Stored data:
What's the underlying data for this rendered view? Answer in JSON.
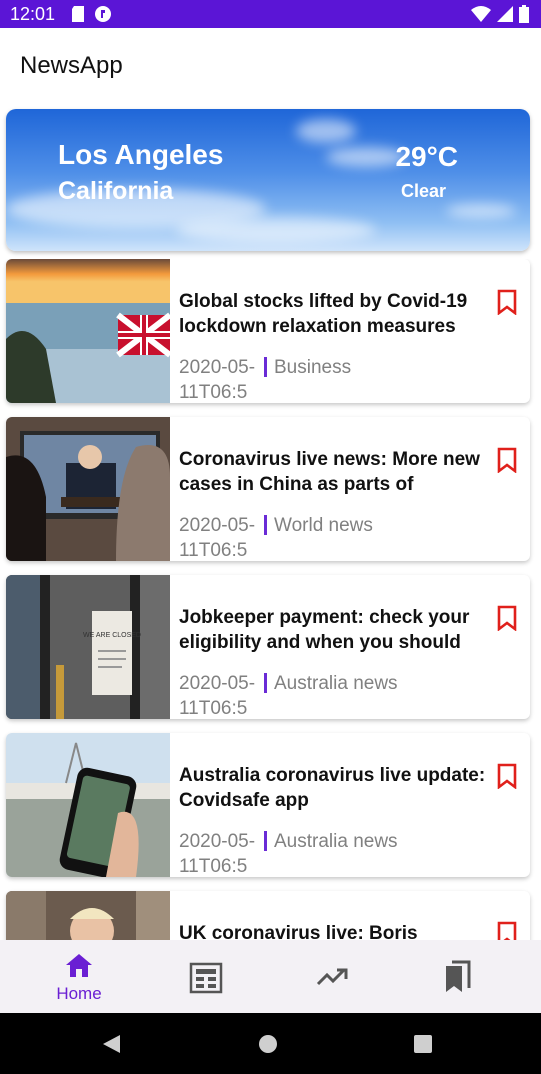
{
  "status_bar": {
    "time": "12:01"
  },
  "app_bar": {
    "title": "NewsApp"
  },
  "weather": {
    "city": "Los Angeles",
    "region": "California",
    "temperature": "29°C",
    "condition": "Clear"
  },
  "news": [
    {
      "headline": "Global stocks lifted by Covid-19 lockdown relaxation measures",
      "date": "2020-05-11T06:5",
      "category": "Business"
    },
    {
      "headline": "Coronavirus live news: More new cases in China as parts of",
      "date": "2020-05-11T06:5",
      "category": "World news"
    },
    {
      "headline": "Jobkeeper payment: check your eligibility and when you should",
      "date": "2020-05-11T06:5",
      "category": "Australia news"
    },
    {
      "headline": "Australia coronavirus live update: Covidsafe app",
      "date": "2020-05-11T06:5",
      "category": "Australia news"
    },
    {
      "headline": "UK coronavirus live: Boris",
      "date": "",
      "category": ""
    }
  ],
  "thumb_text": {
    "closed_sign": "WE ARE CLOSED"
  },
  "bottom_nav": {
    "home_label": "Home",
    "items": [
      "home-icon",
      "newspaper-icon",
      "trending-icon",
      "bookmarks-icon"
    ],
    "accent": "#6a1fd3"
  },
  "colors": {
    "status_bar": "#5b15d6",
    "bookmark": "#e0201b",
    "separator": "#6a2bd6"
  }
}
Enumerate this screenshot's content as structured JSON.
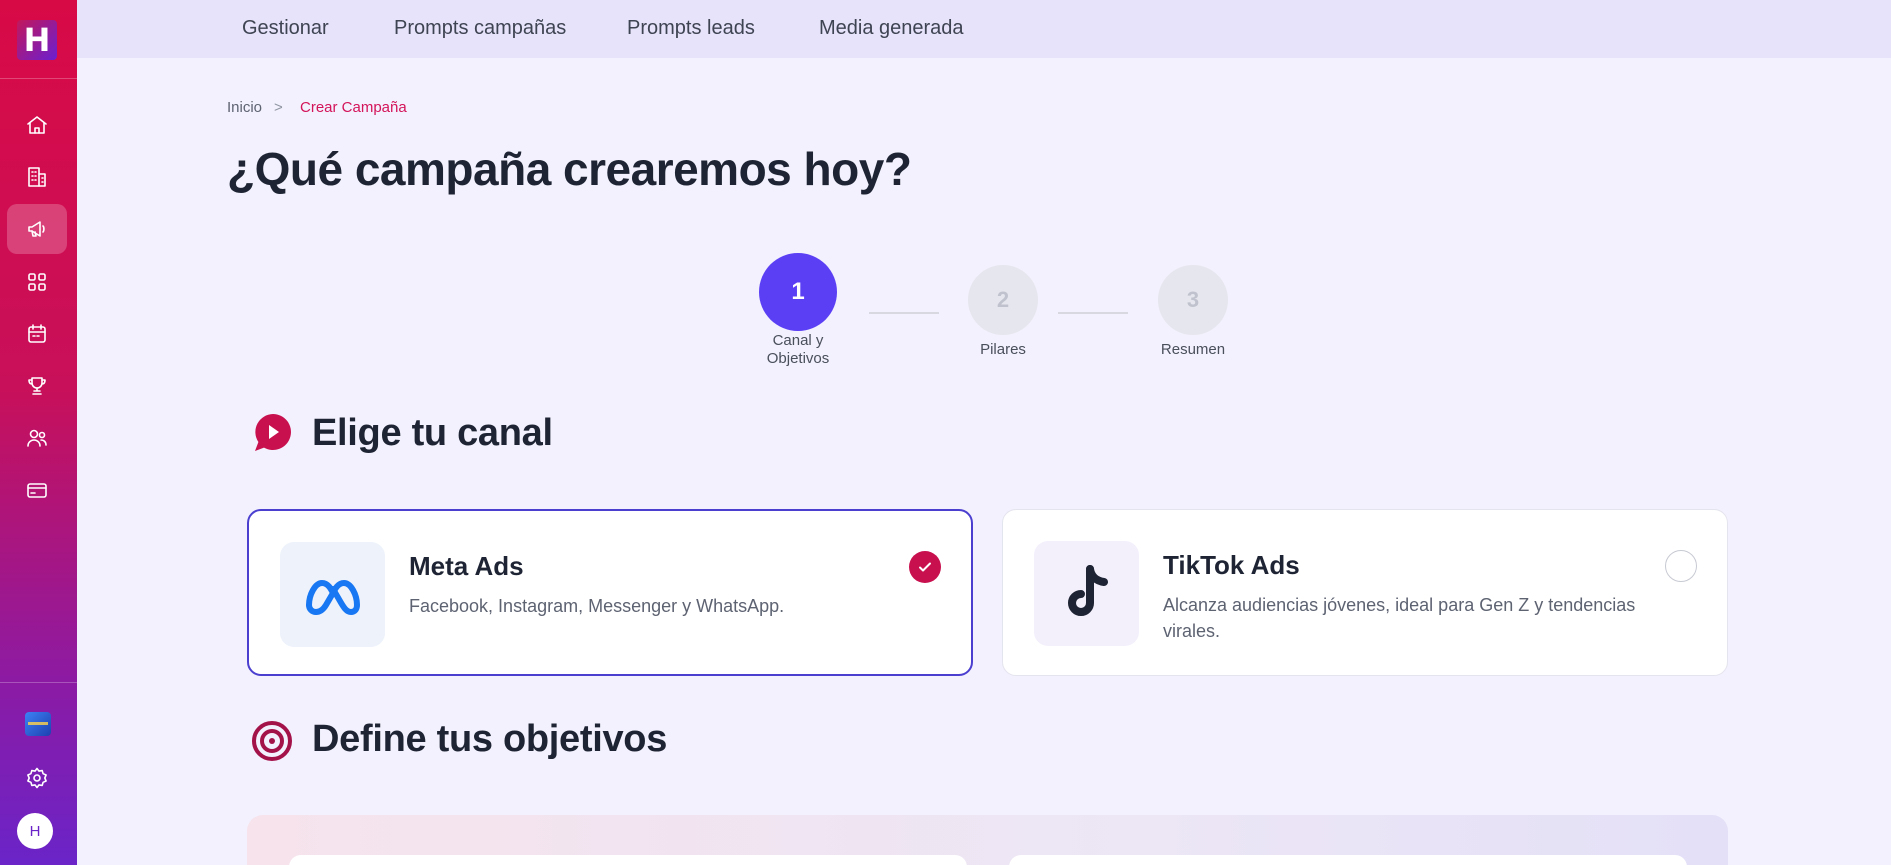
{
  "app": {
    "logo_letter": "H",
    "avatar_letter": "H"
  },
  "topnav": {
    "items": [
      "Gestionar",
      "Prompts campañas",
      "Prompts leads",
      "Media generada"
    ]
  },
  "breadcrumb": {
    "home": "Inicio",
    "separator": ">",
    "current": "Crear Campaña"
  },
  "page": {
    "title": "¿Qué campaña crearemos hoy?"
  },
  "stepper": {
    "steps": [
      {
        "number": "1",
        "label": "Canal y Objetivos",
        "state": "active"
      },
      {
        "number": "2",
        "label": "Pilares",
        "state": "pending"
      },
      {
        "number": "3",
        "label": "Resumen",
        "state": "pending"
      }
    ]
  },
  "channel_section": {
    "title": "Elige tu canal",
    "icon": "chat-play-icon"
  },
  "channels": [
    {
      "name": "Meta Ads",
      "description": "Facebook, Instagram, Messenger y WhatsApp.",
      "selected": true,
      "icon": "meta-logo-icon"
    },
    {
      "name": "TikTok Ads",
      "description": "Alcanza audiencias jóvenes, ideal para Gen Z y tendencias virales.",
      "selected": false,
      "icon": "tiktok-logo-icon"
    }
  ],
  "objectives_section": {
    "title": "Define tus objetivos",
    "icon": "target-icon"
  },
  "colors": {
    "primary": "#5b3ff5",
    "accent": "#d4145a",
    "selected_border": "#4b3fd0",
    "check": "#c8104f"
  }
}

==

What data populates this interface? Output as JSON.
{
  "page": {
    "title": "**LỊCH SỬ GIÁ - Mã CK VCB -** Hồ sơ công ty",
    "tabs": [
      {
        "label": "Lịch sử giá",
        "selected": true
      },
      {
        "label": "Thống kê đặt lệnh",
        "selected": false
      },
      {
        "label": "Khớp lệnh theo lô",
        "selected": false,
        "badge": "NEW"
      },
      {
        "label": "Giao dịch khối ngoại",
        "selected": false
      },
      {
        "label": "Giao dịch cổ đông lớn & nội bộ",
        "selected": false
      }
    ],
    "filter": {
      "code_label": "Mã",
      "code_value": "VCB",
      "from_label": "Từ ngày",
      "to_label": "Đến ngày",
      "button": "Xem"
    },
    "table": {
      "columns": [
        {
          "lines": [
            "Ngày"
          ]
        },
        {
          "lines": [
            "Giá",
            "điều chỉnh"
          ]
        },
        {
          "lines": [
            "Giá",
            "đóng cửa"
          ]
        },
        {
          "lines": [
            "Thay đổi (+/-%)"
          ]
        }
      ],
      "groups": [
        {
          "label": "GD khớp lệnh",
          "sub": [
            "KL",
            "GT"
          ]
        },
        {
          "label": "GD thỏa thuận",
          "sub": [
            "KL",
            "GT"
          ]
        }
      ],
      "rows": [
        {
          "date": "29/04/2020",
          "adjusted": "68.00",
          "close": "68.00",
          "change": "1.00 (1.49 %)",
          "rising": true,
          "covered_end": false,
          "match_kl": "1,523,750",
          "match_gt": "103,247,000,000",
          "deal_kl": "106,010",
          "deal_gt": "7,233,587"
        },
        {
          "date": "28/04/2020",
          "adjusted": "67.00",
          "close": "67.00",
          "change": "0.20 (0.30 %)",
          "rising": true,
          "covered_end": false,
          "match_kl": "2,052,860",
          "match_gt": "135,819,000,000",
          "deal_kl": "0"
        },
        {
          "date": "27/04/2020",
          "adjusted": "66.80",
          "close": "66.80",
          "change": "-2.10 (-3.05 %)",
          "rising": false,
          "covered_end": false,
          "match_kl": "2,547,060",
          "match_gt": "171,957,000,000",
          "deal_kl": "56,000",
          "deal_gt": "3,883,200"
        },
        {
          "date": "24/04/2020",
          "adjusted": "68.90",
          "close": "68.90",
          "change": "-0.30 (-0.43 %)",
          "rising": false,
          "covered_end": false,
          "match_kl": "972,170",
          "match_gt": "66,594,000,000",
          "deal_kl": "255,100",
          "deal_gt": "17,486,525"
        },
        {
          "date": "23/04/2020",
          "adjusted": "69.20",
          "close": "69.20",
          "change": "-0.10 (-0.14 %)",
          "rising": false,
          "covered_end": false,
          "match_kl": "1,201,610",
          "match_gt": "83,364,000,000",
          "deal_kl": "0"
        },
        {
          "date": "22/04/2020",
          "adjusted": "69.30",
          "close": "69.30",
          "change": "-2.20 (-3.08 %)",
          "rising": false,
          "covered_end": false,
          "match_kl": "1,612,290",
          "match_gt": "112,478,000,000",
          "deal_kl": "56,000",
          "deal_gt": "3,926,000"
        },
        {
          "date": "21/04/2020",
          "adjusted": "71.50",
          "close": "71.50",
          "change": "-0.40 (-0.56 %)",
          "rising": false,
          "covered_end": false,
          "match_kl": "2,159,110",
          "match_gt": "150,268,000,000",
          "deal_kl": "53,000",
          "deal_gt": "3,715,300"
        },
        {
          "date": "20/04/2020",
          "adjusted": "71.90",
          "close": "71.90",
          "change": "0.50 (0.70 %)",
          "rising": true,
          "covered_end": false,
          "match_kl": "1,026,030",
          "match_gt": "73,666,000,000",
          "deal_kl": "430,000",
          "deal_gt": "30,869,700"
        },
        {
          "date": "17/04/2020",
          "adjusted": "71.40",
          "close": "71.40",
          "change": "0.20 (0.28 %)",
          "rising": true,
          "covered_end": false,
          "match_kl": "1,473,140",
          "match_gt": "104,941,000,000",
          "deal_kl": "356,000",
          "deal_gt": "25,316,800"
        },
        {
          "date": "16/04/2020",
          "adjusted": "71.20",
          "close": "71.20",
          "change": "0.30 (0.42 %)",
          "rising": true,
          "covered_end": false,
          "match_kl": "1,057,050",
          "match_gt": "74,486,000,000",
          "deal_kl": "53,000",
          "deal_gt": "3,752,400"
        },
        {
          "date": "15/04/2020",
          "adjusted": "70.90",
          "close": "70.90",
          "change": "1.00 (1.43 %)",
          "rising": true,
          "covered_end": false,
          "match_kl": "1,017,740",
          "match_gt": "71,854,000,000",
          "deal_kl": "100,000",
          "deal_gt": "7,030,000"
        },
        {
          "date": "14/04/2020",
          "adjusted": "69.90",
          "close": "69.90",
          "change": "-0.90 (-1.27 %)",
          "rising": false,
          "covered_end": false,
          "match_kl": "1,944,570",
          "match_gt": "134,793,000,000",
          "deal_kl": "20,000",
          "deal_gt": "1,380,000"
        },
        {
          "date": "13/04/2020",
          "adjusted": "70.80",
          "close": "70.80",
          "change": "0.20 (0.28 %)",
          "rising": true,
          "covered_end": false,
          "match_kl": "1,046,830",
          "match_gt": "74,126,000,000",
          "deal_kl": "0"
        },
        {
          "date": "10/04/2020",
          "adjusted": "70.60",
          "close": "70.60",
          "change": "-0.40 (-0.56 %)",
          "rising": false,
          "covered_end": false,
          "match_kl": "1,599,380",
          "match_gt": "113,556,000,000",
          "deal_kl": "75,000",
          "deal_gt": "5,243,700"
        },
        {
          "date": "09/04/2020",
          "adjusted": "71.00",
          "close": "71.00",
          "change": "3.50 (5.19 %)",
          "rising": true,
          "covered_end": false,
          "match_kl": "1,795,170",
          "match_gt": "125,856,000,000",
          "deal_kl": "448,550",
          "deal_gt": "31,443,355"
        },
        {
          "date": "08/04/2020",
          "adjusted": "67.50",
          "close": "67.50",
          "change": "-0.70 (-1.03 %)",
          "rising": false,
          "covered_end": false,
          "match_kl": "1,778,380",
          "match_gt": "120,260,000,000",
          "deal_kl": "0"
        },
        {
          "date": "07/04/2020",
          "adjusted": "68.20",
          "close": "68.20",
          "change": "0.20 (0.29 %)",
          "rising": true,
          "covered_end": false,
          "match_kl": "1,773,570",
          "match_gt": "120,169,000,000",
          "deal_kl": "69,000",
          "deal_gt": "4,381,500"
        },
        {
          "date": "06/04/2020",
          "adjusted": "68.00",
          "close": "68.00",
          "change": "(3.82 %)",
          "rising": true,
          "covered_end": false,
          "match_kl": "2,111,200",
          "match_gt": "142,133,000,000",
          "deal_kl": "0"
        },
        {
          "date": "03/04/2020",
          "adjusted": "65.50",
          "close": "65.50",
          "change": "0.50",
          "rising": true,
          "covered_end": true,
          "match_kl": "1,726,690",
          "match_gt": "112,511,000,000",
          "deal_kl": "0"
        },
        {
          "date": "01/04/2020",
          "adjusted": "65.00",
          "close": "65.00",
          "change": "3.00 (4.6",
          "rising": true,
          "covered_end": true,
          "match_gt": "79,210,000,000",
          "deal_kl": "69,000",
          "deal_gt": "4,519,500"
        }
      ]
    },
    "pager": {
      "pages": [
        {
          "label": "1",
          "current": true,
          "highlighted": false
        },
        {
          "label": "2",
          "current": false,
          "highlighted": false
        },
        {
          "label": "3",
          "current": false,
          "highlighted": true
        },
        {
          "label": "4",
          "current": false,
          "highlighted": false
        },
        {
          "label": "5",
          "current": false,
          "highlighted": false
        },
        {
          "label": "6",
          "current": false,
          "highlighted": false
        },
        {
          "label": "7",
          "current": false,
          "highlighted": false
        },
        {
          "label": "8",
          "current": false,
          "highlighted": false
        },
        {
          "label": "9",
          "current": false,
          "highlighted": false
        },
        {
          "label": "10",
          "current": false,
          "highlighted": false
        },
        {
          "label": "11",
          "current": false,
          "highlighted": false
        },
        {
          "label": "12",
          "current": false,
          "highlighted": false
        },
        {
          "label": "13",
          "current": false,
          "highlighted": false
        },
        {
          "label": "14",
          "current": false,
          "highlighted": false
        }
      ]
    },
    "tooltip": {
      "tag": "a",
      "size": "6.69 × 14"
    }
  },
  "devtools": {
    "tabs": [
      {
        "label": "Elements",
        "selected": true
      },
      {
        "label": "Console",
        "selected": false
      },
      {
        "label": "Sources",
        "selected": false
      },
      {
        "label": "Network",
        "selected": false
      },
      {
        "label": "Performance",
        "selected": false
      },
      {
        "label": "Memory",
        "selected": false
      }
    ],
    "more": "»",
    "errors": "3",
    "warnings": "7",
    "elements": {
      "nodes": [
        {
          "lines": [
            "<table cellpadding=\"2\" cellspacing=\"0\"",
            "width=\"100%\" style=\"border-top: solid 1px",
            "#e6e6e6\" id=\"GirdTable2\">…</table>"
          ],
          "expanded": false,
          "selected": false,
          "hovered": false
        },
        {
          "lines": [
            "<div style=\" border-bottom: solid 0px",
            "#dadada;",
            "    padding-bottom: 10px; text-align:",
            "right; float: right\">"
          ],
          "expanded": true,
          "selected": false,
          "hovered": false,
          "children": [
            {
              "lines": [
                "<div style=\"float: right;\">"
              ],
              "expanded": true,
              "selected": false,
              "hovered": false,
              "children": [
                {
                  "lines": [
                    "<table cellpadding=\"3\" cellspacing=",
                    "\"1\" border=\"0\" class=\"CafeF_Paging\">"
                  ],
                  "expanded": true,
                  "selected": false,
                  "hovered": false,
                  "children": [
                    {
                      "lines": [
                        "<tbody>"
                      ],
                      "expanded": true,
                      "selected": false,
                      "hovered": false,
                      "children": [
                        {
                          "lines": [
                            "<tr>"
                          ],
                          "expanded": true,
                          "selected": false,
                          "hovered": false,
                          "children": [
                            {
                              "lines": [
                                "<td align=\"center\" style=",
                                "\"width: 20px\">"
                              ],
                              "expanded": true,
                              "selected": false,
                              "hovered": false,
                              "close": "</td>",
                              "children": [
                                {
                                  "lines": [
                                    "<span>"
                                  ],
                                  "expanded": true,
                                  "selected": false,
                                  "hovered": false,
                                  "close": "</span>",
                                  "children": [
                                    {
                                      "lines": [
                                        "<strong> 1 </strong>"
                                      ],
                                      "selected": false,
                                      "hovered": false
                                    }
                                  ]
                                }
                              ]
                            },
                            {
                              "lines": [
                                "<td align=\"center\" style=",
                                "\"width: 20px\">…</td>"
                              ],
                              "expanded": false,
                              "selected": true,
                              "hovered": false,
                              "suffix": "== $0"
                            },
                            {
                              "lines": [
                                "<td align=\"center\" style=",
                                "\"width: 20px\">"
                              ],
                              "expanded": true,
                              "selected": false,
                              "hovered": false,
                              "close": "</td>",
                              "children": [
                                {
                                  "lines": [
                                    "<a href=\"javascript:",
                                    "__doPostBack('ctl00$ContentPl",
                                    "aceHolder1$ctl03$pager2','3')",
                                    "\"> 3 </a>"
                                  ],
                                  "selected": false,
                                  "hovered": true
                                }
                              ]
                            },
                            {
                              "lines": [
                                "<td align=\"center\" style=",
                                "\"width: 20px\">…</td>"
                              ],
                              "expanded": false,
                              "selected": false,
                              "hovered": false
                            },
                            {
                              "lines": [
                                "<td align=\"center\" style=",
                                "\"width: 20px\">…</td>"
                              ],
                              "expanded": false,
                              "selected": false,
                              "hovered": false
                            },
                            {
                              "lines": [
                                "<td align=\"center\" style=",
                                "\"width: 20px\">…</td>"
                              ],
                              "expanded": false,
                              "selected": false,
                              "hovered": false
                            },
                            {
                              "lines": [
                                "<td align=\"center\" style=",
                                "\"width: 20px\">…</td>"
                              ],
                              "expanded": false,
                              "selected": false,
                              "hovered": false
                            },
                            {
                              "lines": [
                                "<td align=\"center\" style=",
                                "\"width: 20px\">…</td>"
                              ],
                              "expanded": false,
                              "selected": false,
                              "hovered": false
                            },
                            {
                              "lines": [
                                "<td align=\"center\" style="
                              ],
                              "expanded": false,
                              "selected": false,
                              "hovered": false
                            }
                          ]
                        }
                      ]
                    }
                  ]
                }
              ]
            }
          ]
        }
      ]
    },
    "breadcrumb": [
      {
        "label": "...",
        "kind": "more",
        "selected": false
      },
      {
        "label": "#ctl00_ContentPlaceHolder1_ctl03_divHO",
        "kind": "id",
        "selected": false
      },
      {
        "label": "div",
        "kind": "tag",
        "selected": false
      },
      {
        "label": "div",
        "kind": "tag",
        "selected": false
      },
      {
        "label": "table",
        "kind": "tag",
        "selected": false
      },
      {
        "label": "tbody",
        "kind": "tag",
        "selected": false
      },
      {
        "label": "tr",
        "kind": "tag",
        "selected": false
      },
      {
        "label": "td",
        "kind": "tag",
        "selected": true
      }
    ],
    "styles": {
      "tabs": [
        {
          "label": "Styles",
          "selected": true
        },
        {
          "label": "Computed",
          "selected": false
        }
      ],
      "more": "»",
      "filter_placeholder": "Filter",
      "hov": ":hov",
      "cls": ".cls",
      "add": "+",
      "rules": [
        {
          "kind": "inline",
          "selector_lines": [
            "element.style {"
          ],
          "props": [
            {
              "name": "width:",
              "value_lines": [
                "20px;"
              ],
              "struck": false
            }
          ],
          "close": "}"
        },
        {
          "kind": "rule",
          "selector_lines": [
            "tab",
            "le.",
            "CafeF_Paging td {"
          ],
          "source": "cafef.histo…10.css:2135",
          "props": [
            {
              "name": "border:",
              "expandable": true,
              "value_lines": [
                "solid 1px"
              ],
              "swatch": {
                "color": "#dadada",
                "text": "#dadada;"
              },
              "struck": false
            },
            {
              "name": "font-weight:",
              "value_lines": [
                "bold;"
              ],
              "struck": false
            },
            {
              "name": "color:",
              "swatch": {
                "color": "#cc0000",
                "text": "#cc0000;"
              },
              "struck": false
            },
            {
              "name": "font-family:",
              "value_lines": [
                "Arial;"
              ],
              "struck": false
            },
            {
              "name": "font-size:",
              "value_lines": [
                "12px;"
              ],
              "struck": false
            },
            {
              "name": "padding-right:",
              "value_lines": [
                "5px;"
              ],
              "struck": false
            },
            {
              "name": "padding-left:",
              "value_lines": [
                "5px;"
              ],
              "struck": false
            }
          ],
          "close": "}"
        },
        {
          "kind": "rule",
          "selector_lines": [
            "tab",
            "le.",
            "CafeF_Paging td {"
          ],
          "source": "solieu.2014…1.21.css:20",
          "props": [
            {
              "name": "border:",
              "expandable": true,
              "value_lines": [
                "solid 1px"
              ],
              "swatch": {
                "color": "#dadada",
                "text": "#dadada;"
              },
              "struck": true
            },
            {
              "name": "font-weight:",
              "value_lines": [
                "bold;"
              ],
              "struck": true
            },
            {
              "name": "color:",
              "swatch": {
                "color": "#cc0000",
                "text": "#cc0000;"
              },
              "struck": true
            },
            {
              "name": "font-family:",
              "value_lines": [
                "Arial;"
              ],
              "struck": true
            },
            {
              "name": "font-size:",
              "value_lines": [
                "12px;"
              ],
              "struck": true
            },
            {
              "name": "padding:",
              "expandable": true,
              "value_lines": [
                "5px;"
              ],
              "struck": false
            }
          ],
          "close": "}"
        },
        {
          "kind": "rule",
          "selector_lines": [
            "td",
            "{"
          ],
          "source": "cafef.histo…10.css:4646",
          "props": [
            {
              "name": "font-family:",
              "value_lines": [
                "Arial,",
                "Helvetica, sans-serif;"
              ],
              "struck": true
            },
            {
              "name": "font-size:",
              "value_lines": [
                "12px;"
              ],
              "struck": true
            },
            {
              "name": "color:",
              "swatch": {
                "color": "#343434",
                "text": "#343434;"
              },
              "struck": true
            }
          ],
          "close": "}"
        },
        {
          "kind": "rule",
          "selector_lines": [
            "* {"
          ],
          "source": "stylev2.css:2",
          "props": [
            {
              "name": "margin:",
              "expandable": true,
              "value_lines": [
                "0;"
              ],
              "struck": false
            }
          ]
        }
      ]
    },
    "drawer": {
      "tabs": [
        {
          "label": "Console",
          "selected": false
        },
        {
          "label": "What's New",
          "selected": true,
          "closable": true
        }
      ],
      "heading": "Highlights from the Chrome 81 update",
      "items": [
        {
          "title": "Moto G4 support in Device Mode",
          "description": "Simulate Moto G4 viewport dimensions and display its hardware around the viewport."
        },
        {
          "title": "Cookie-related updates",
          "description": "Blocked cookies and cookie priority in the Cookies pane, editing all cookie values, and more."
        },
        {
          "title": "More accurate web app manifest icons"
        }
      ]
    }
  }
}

Goal of the exercise
Tell how many lines of the data above hold the string "cellpadding". The number alone is the answer.

Exercise solution
2